Extract every line below, verbatim.

__Provided records__.
+ + + + +

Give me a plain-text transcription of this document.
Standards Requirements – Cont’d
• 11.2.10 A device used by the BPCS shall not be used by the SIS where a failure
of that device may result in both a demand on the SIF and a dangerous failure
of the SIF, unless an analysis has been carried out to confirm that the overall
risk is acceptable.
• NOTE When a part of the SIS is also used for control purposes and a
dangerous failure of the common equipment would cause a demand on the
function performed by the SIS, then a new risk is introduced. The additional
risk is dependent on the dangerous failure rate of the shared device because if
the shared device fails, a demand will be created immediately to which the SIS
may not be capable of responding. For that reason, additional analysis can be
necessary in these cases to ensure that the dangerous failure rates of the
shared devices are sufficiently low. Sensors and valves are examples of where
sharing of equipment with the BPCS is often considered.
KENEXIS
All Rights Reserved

+ + + + +

__Result of this exercise__.
Give me a plain-text transcription of this document.
Standards Requirements – Cont’d
• 11.2.10 A device used by the BPCS shall not be used by the SIS where a failure
of that device may result in both a demand on the SIF and a dangerous failure
of the SIF, unless an analysis has been carried out to confirm that the overall
risk is acceptable.
• NOTE When a part of the SIS is also used for control purposes and a
dangerous failure of the common equipment would cause a demand on the
function performed by the SIS, then a new risk is introduced. The additional
risk is dependent on the dangerous failure rate of the shared device because if
the shared device fails, a demand will be created immediately to which the SIS
may not be capable of responding. For that reason, additional analysis can be
necessary in these cases to ensure that the dangerous failure rates of the
shared devices are sufficiently low. Sensors and valves are examples of where
sharing of equipment with the BPCS is often considered.
KENEXIS
All Rights Reserved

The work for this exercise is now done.